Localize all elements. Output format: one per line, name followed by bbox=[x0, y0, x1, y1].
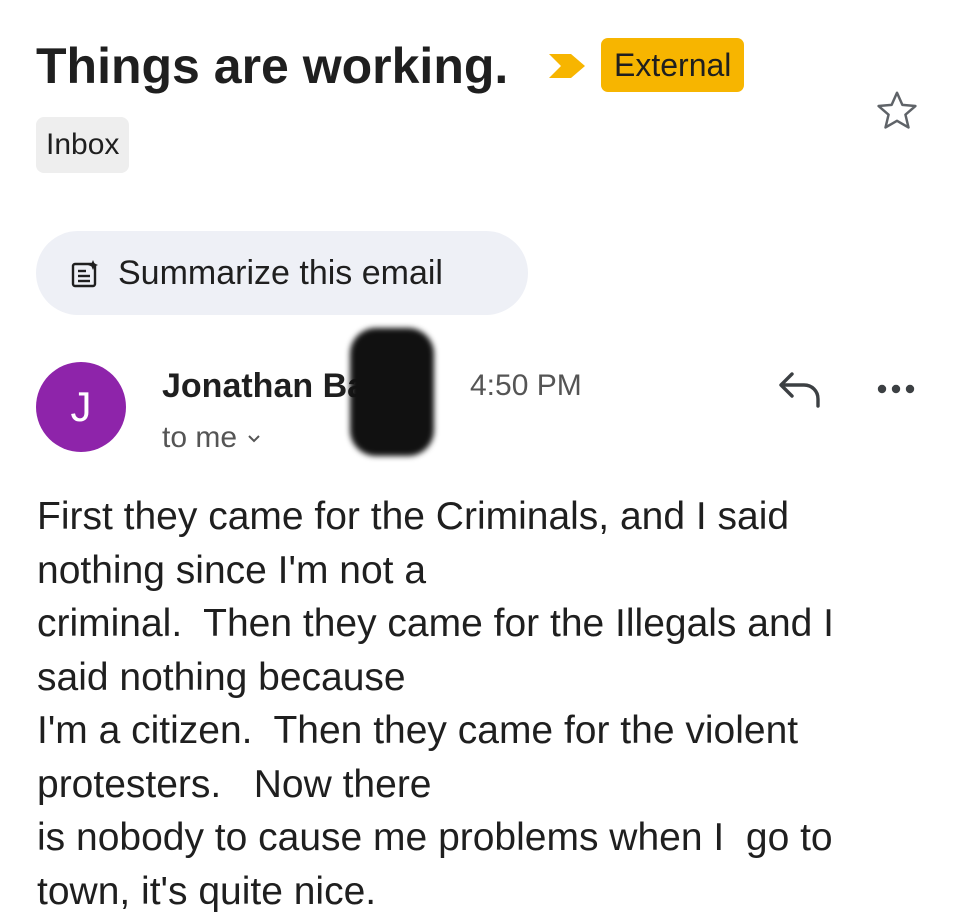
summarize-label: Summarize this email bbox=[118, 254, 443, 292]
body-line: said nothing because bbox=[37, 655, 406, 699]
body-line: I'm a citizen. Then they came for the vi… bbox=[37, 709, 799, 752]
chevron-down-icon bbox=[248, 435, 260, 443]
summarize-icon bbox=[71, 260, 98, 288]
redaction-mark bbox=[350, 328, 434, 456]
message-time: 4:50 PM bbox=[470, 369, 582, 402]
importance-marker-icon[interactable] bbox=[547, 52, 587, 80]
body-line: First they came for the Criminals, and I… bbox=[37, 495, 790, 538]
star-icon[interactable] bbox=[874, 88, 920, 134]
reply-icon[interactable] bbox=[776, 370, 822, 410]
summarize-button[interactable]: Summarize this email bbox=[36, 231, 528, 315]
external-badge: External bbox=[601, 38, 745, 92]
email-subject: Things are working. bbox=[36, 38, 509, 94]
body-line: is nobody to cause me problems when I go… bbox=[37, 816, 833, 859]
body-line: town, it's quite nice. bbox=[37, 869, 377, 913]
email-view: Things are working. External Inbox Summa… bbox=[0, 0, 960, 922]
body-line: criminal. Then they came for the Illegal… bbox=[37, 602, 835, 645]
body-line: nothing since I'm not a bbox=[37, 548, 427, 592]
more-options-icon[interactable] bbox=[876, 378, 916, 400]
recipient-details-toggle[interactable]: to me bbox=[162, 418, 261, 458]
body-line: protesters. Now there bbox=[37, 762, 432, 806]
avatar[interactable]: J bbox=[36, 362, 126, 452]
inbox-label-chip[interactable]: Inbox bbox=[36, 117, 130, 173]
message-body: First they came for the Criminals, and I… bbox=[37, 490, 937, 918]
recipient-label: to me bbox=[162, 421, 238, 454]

==

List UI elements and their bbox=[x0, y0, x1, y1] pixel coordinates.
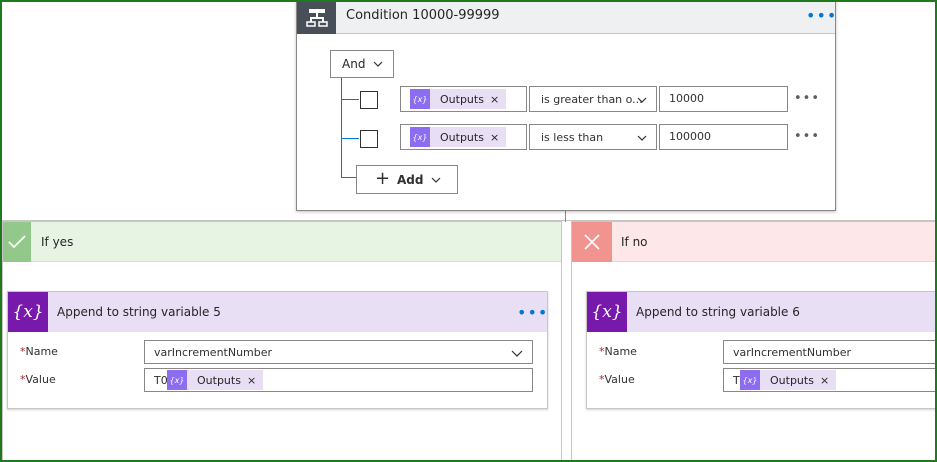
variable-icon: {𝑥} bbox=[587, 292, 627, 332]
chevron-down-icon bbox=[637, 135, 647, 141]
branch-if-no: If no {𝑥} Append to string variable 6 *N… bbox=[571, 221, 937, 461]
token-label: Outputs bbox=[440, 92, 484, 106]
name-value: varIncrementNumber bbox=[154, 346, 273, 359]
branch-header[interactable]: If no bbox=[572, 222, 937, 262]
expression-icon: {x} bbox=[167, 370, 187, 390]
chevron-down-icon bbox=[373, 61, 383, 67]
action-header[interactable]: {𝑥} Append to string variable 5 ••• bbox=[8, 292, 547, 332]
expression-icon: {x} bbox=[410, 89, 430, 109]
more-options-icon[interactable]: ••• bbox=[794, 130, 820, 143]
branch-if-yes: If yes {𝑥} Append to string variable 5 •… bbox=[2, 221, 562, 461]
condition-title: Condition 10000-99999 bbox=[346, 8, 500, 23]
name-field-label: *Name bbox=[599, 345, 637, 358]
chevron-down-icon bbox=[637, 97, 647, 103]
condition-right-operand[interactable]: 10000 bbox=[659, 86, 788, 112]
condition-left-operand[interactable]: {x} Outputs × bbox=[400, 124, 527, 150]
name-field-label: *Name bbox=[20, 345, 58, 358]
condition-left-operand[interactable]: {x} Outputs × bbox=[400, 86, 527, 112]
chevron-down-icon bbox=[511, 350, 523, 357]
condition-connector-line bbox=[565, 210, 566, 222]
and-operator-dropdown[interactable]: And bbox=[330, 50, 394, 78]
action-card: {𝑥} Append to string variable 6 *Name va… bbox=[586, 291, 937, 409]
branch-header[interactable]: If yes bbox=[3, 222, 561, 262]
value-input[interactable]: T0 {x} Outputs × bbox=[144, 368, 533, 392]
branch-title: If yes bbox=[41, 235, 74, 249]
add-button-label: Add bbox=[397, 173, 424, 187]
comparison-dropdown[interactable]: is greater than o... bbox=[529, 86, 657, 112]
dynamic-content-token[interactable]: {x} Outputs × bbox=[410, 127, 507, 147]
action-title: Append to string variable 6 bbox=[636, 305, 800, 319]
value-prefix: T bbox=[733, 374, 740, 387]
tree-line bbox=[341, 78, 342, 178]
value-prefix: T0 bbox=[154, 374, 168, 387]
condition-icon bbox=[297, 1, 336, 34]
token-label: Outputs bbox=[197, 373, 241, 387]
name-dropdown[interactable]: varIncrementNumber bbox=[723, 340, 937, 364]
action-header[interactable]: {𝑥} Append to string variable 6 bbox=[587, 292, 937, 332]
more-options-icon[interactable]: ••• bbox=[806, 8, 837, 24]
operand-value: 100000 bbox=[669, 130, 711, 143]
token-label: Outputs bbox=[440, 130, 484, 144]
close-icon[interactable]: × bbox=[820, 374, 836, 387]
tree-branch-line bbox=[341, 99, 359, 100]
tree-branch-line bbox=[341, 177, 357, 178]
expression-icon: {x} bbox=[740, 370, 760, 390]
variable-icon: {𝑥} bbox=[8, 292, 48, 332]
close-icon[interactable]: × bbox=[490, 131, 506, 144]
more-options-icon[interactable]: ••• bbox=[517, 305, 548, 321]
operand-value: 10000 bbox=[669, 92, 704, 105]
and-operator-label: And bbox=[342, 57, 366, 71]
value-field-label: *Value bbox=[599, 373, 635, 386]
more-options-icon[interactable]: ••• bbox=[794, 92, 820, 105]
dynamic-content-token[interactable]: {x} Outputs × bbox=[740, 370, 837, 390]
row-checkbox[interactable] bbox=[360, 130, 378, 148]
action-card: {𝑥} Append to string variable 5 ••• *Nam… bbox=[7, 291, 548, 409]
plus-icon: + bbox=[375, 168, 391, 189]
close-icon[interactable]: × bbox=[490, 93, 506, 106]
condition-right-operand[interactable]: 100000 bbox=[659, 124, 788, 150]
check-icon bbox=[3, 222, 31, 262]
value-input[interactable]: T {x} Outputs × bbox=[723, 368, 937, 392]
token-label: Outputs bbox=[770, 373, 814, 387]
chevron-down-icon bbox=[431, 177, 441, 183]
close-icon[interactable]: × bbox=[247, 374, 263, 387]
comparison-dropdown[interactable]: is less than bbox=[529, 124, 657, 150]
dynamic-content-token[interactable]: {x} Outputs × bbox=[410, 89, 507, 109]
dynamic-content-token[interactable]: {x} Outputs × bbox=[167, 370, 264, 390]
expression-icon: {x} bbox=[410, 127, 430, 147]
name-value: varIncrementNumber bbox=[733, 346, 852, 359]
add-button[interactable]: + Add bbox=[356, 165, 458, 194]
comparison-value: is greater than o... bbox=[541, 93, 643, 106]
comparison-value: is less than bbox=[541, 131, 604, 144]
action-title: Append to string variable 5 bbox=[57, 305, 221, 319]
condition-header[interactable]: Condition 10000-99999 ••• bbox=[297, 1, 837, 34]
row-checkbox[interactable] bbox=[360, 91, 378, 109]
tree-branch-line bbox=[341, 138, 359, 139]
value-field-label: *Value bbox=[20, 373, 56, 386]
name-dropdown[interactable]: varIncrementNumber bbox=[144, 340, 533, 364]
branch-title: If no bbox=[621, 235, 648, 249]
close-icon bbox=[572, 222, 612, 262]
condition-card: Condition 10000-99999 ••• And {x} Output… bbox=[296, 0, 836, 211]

What the task asks: Can you lay out the lines of the records as a numbered list, leaving out blank lines, beginning with the line that contains "292, 627, 332]" and continuing through the line that contains "291, 937, 409]"?

The completed task:
1. variable-icon: {𝑥} bbox=[587, 292, 627, 332]
2. chevron-down-icon bbox=[637, 135, 647, 141]
3. branch-if-no: If no {𝑥} Append to string variable 6 *N… bbox=[571, 221, 937, 461]
4. token-label: Outputs bbox=[440, 92, 484, 106]
5. name-value: varIncrementNumber bbox=[154, 346, 273, 359]
6. branch-header[interactable]: If no bbox=[572, 222, 937, 262]
7. expression-icon: {x} bbox=[167, 370, 187, 390]
8. chevron-down-icon bbox=[373, 61, 383, 67]
9. action-header[interactable]: {𝑥} Append to string variable 5 ••• bbox=[8, 292, 547, 332]
10. expression-icon: {x} bbox=[410, 89, 430, 109]
11. more-options-icon[interactable]: ••• bbox=[794, 130, 820, 143]
12. branch-if-yes: If yes {𝑥} Append to string variable 5 •… bbox=[2, 221, 562, 461]
13. condition-title: Condition 10000-99999 bbox=[346, 8, 500, 23]
14. name-field-label: *Name bbox=[599, 345, 637, 358]
15. chevron-down-icon bbox=[637, 97, 647, 103]
16. condition-right-operand[interactable]: 10000 bbox=[659, 86, 788, 112]
17. condition-left-operand[interactable]: {x} Outputs × bbox=[400, 124, 527, 150]
18. name-field-label: *Name bbox=[20, 345, 58, 358]
19. condition-left-operand[interactable]: {x} Outputs × bbox=[400, 86, 527, 112]
20. chevron-down-icon bbox=[511, 350, 523, 357]
21. condition-connector-line bbox=[565, 210, 566, 222]
22. and-operator-dropdown[interactable]: And bbox=[330, 50, 394, 78]
23. action-card: {𝑥} Append to string variable 6 *Name va… bbox=[586, 291, 937, 409]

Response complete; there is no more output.